Provided material
********************

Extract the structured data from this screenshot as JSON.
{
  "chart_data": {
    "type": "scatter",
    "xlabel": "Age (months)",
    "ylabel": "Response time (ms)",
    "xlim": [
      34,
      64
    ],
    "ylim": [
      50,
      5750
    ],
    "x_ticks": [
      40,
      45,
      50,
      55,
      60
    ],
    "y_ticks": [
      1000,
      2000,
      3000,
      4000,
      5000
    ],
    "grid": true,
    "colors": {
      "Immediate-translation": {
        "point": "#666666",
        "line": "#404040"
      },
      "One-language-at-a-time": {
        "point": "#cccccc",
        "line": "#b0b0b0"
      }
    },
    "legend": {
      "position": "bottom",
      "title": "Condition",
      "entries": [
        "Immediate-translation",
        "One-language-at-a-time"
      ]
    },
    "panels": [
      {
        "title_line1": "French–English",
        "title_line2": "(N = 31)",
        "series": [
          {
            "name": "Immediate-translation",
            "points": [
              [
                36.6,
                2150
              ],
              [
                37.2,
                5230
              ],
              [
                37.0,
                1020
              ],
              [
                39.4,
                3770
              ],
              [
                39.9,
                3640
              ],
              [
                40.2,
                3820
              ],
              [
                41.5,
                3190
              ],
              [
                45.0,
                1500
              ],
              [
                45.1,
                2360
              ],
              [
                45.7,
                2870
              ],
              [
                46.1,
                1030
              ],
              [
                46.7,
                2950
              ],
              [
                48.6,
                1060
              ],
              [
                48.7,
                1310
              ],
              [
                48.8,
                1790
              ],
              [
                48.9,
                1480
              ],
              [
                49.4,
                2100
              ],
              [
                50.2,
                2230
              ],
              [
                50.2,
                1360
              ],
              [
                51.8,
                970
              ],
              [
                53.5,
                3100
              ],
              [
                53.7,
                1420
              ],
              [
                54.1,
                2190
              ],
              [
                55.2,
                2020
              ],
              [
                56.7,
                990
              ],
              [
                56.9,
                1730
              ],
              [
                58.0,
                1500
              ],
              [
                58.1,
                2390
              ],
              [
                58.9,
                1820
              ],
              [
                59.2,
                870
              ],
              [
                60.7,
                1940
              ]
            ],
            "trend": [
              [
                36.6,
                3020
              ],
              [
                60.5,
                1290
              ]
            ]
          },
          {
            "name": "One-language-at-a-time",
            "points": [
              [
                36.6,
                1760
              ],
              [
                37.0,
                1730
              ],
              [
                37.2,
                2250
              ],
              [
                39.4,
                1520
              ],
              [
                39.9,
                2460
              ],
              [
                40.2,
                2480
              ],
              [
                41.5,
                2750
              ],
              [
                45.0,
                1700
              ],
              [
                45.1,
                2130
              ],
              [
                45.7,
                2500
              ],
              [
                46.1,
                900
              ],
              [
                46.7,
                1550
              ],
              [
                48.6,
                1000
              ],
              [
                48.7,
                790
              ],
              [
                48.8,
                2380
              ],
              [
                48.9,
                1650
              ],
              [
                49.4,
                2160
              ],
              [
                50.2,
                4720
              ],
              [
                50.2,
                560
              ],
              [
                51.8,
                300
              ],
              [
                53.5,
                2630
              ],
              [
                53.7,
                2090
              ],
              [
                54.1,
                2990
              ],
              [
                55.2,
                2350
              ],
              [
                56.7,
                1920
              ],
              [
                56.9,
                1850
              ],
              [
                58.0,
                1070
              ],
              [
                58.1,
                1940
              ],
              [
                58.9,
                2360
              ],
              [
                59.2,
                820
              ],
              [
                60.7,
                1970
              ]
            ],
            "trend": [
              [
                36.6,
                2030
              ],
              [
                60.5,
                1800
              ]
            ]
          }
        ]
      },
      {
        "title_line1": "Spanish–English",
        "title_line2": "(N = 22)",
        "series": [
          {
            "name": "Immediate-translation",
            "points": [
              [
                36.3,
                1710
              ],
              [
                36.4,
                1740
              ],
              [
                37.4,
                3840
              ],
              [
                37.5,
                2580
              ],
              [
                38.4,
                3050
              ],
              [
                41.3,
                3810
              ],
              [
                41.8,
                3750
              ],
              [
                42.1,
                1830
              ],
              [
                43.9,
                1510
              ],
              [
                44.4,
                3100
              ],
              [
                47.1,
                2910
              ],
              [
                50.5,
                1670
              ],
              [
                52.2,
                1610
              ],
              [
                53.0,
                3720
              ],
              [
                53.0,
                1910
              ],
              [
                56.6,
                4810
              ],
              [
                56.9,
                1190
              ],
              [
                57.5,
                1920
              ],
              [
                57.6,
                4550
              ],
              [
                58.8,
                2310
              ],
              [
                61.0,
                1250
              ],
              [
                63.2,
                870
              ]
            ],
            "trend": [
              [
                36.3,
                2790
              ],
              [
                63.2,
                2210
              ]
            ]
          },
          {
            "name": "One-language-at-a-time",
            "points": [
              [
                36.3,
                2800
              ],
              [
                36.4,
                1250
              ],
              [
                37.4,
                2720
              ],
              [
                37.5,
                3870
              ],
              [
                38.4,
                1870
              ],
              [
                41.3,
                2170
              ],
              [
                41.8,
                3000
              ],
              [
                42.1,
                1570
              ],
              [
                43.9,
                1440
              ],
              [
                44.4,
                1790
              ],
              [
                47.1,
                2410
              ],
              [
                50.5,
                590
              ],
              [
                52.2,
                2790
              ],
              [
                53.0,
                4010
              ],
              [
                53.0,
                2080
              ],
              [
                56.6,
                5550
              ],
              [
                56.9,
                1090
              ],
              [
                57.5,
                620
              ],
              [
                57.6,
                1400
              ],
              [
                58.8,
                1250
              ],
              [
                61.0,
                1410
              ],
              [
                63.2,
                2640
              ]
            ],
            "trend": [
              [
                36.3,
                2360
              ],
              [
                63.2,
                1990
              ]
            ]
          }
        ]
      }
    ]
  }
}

********************

Your instructions
Give the complete listing a second time, exactly as it reads.

Exercise response
Extract the structured data from this screenshot as JSON.
{
  "chart_data": {
    "type": "scatter",
    "xlabel": "Age (months)",
    "ylabel": "Response time (ms)",
    "xlim": [
      34,
      64
    ],
    "ylim": [
      50,
      5750
    ],
    "x_ticks": [
      40,
      45,
      50,
      55,
      60
    ],
    "y_ticks": [
      1000,
      2000,
      3000,
      4000,
      5000
    ],
    "grid": true,
    "colors": {
      "Immediate-translation": {
        "point": "#666666",
        "line": "#404040"
      },
      "One-language-at-a-time": {
        "point": "#cccccc",
        "line": "#b0b0b0"
      }
    },
    "legend": {
      "position": "bottom",
      "title": "Condition",
      "entries": [
        "Immediate-translation",
        "One-language-at-a-time"
      ]
    },
    "panels": [
      {
        "title_line1": "French–English",
        "title_line2": "(N = 31)",
        "series": [
          {
            "name": "Immediate-translation",
            "points": [
              [
                36.6,
                2150
              ],
              [
                37.2,
                5230
              ],
              [
                37.0,
                1020
              ],
              [
                39.4,
                3770
              ],
              [
                39.9,
                3640
              ],
              [
                40.2,
                3820
              ],
              [
                41.5,
                3190
              ],
              [
                45.0,
                1500
              ],
              [
                45.1,
                2360
              ],
              [
                45.7,
                2870
              ],
              [
                46.1,
                1030
              ],
              [
                46.7,
                2950
              ],
              [
                48.6,
                1060
              ],
              [
                48.7,
                1310
              ],
              [
                48.8,
                1790
              ],
              [
                48.9,
                1480
              ],
              [
                49.4,
                2100
              ],
              [
                50.2,
                2230
              ],
              [
                50.2,
                1360
              ],
              [
                51.8,
                970
              ],
              [
                53.5,
                3100
              ],
              [
                53.7,
                1420
              ],
              [
                54.1,
                2190
              ],
              [
                55.2,
                2020
              ],
              [
                56.7,
                990
              ],
              [
                56.9,
                1730
              ],
              [
                58.0,
                1500
              ],
              [
                58.1,
                2390
              ],
              [
                58.9,
                1820
              ],
              [
                59.2,
                870
              ],
              [
                60.7,
                1940
              ]
            ],
            "trend": [
              [
                36.6,
                3020
              ],
              [
                60.5,
                1290
              ]
            ]
          },
          {
            "name": "One-language-at-a-time",
            "points": [
              [
                36.6,
                1760
              ],
              [
                37.0,
                1730
              ],
              [
                37.2,
                2250
              ],
              [
                39.4,
                1520
              ],
              [
                39.9,
                2460
              ],
              [
                40.2,
                2480
              ],
              [
                41.5,
                2750
              ],
              [
                45.0,
                1700
              ],
              [
                45.1,
                2130
              ],
              [
                45.7,
                2500
              ],
              [
                46.1,
                900
              ],
              [
                46.7,
                1550
              ],
              [
                48.6,
                1000
              ],
              [
                48.7,
                790
              ],
              [
                48.8,
                2380
              ],
              [
                48.9,
                1650
              ],
              [
                49.4,
                2160
              ],
              [
                50.2,
                4720
              ],
              [
                50.2,
                560
              ],
              [
                51.8,
                300
              ],
              [
                53.5,
                2630
              ],
              [
                53.7,
                2090
              ],
              [
                54.1,
                2990
              ],
              [
                55.2,
                2350
              ],
              [
                56.7,
                1920
              ],
              [
                56.9,
                1850
              ],
              [
                58.0,
                1070
              ],
              [
                58.1,
                1940
              ],
              [
                58.9,
                2360
              ],
              [
                59.2,
                820
              ],
              [
                60.7,
                1970
              ]
            ],
            "trend": [
              [
                36.6,
                2030
              ],
              [
                60.5,
                1800
              ]
            ]
          }
        ]
      },
      {
        "title_line1": "Spanish–English",
        "title_line2": "(N = 22)",
        "series": [
          {
            "name": "Immediate-translation",
            "points": [
              [
                36.3,
                1710
              ],
              [
                36.4,
                1740
              ],
              [
                37.4,
                3840
              ],
              [
                37.5,
                2580
              ],
              [
                38.4,
                3050
              ],
              [
                41.3,
                3810
              ],
              [
                41.8,
                3750
              ],
              [
                42.1,
                1830
              ],
              [
                43.9,
                1510
              ],
              [
                44.4,
                3100
              ],
              [
                47.1,
                2910
              ],
              [
                50.5,
                1670
              ],
              [
                52.2,
                1610
              ],
              [
                53.0,
                3720
              ],
              [
                53.0,
                1910
              ],
              [
                56.6,
                4810
              ],
              [
                56.9,
                1190
              ],
              [
                57.5,
                1920
              ],
              [
                57.6,
                4550
              ],
              [
                58.8,
                2310
              ],
              [
                61.0,
                1250
              ],
              [
                63.2,
                870
              ]
            ],
            "trend": [
              [
                36.3,
                2790
              ],
              [
                63.2,
                2210
              ]
            ]
          },
          {
            "name": "One-language-at-a-time",
            "points": [
              [
                36.3,
                2800
              ],
              [
                36.4,
                1250
              ],
              [
                37.4,
                2720
              ],
              [
                37.5,
                3870
              ],
              [
                38.4,
                1870
              ],
              [
                41.3,
                2170
              ],
              [
                41.8,
                3000
              ],
              [
                42.1,
                1570
              ],
              [
                43.9,
                1440
              ],
              [
                44.4,
                1790
              ],
              [
                47.1,
                2410
              ],
              [
                50.5,
                590
              ],
              [
                52.2,
                2790
              ],
              [
                53.0,
                4010
              ],
              [
                53.0,
                2080
              ],
              [
                56.6,
                5550
              ],
              [
                56.9,
                1090
              ],
              [
                57.5,
                620
              ],
              [
                57.6,
                1400
              ],
              [
                58.8,
                1250
              ],
              [
                61.0,
                1410
              ],
              [
                63.2,
                2640
              ]
            ],
            "trend": [
              [
                36.3,
                2360
              ],
              [
                63.2,
                1990
              ]
            ]
          }
        ]
      }
    ]
  }
}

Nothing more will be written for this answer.